▸ Dataset records
— Start —
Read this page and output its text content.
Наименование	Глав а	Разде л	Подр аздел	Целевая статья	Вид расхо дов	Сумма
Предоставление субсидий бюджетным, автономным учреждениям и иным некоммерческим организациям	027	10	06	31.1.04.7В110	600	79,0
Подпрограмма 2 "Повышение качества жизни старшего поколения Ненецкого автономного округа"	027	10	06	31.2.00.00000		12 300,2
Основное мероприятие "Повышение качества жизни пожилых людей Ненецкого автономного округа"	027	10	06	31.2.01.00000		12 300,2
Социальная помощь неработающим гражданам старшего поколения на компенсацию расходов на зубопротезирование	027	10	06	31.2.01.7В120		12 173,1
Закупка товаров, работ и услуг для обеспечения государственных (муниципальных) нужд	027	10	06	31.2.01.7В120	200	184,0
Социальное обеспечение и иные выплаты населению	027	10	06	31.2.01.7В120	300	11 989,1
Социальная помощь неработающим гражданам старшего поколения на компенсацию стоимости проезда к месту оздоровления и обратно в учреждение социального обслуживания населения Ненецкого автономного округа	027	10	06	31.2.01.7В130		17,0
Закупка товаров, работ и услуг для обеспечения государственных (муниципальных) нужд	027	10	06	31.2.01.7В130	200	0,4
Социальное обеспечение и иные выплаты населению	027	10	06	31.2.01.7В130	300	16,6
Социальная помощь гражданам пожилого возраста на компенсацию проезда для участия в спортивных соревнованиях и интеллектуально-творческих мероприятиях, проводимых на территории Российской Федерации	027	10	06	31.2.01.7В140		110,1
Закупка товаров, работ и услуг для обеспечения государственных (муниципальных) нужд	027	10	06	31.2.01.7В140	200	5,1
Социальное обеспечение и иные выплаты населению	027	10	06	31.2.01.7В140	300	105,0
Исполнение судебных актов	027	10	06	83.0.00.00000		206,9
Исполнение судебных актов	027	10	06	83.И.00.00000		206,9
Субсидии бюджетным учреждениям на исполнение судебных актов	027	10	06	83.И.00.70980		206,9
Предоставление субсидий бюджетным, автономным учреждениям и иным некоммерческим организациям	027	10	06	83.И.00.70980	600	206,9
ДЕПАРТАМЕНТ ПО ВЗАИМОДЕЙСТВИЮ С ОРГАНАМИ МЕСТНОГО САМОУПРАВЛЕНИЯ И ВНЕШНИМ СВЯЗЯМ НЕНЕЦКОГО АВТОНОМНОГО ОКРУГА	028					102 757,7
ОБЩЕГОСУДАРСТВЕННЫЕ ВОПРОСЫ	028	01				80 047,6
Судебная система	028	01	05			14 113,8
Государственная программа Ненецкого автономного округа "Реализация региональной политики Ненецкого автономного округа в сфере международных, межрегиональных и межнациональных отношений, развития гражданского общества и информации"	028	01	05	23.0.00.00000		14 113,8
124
— End —
▸ Exercise objective
Set down the material above again, word for word.

▸ Solution below
Read this page and output its text content.
Наименование	Глав а	Разде л	Подр аздел	Целевая статья	Вид расхо дов	Сумма
Предоставление субсидий бюджетным, автономным учреждениям и иным некоммерческим организациям	027	10	06	31.1.04.7В110	600	79,0
Подпрограмма 2 "Повышение качества жизни старшего поколения Ненецкого автономного округа"	027	10	06	31.2.00.00000		12 300,2
Основное мероприятие "Повышение качества жизни пожилых людей Ненецкого автономного округа"	027	10	06	31.2.01.00000		12 300,2
Социальная помощь неработающим гражданам старшего поколения на компенсацию расходов на зубопротезирование	027	10	06	31.2.01.7В120		12 173,1
Закупка товаров, работ и услуг для обеспечения государственных (муниципальных) нужд	027	10	06	31.2.01.7В120	200	184,0
Социальное обеспечение и иные выплаты населению	027	10	06	31.2.01.7В120	300	11 989,1
Социальная помощь неработающим гражданам старшего поколения на компенсацию стоимости проезда к месту оздоровления и обратно в учреждение социального обслуживания населения Ненецкого автономного округа	027	10	06	31.2.01.7В130		17,0
Закупка товаров, работ и услуг для обеспечения государственных (муниципальных) нужд	027	10	06	31.2.01.7В130	200	0,4
Социальное обеспечение и иные выплаты населению	027	10	06	31.2.01.7В130	300	16,6
Социальная помощь гражданам пожилого возраста на компенсацию проезда для участия в спортивных соревнованиях и интеллектуально-творческих мероприятиях, проводимых на территории Российской Федерации	027	10	06	31.2.01.7В140		110,1
Закупка товаров, работ и услуг для обеспечения государственных (муниципальных) нужд	027	10	06	31.2.01.7В140	200	5,1
Социальное обеспечение и иные выплаты населению	027	10	06	31.2.01.7В140	300	105,0
Исполнение судебных актов	027	10	06	83.0.00.00000		206,9
Исполнение судебных актов	027	10	06	83.И.00.00000		206,9
Субсидии бюджетным учреждениям на исполнение судебных актов	027	10	06	83.И.00.70980		206,9
Предоставление субсидий бюджетным, автономным учреждениям и иным некоммерческим организациям	027	10	06	83.И.00.70980	600	206,9
ДЕПАРТАМЕНТ ПО ВЗАИМОДЕЙСТВИЮ С ОРГАНАМИ МЕСТНОГО САМОУПРАВЛЕНИЯ И ВНЕШНИМ СВЯЗЯМ НЕНЕЦКОГО АВТОНОМНОГО ОКРУГА	028					102 757,7
ОБЩЕГОСУДАРСТВЕННЫЕ ВОПРОСЫ	028	01				80 047,6
Судебная система	028	01	05			14 113,8
Государственная программа Ненецкого автономного округа "Реализация региональной политики Ненецкого автономного округа в сфере международных, межрегиональных и межнациональных отношений, развития гражданского общества и информации"	028	01	05	23.0.00.00000		14 113,8
124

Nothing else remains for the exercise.